Excerpt from a dataset:
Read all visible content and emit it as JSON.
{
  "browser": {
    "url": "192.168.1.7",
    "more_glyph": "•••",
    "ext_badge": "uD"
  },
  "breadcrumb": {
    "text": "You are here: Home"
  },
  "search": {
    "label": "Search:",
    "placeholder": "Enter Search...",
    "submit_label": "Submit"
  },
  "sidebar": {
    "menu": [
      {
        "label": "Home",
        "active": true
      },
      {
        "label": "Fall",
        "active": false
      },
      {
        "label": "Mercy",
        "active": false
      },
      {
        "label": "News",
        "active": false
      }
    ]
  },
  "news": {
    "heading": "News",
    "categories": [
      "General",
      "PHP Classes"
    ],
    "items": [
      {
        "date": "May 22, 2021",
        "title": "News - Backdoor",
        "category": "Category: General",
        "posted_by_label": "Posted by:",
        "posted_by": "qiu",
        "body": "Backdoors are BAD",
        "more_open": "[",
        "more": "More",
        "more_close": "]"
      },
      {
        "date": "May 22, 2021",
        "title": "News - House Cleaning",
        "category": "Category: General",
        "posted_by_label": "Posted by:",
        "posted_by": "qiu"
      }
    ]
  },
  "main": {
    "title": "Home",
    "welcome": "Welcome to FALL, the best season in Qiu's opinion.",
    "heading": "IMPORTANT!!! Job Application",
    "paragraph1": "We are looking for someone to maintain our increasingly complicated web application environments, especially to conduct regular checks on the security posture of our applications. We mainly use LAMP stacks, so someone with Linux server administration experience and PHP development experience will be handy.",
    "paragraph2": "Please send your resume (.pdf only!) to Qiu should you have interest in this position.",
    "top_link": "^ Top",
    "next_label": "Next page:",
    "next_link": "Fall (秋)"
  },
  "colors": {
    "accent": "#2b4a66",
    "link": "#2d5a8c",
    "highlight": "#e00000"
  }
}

--- Problem ---
All of the data needs to be reproduced exactly, with no line missing.

--- Solution to the exercise ---
Read all visible content and emit it as JSON.
{
  "browser": {
    "url": "192.168.1.7",
    "more_glyph": "•••",
    "ext_badge": "uD"
  },
  "breadcrumb": {
    "text": "You are here: Home"
  },
  "search": {
    "label": "Search:",
    "placeholder": "Enter Search...",
    "submit_label": "Submit"
  },
  "sidebar": {
    "menu": [
      {
        "label": "Home",
        "active": true
      },
      {
        "label": "Fall",
        "active": false
      },
      {
        "label": "Mercy",
        "active": false
      },
      {
        "label": "News",
        "active": false
      }
    ]
  },
  "news": {
    "heading": "News",
    "categories": [
      "General",
      "PHP Classes"
    ],
    "items": [
      {
        "date": "May 22, 2021",
        "title": "News - Backdoor",
        "category": "Category: General",
        "posted_by_label": "Posted by:",
        "posted_by": "qiu",
        "body": "Backdoors are BAD",
        "more_open": "[",
        "more": "More",
        "more_close": "]"
      },
      {
        "date": "May 22, 2021",
        "title": "News - House Cleaning",
        "category": "Category: General",
        "posted_by_label": "Posted by:",
        "posted_by": "qiu"
      }
    ]
  },
  "main": {
    "title": "Home",
    "welcome": "Welcome to FALL, the best season in Qiu's opinion.",
    "heading": "IMPORTANT!!! Job Application",
    "paragraph1": "We are looking for someone to maintain our increasingly complicated web application environments, especially to conduct regular checks on the security posture of our applications. We mainly use LAMP stacks, so someone with Linux server administration experience and PHP development experience will be handy.",
    "paragraph2": "Please send your resume (.pdf only!) to Qiu should you have interest in this position.",
    "top_link": "^ Top",
    "next_label": "Next page:",
    "next_link": "Fall (秋)"
  },
  "colors": {
    "accent": "#2b4a66",
    "link": "#2d5a8c",
    "highlight": "#e00000"
  }
}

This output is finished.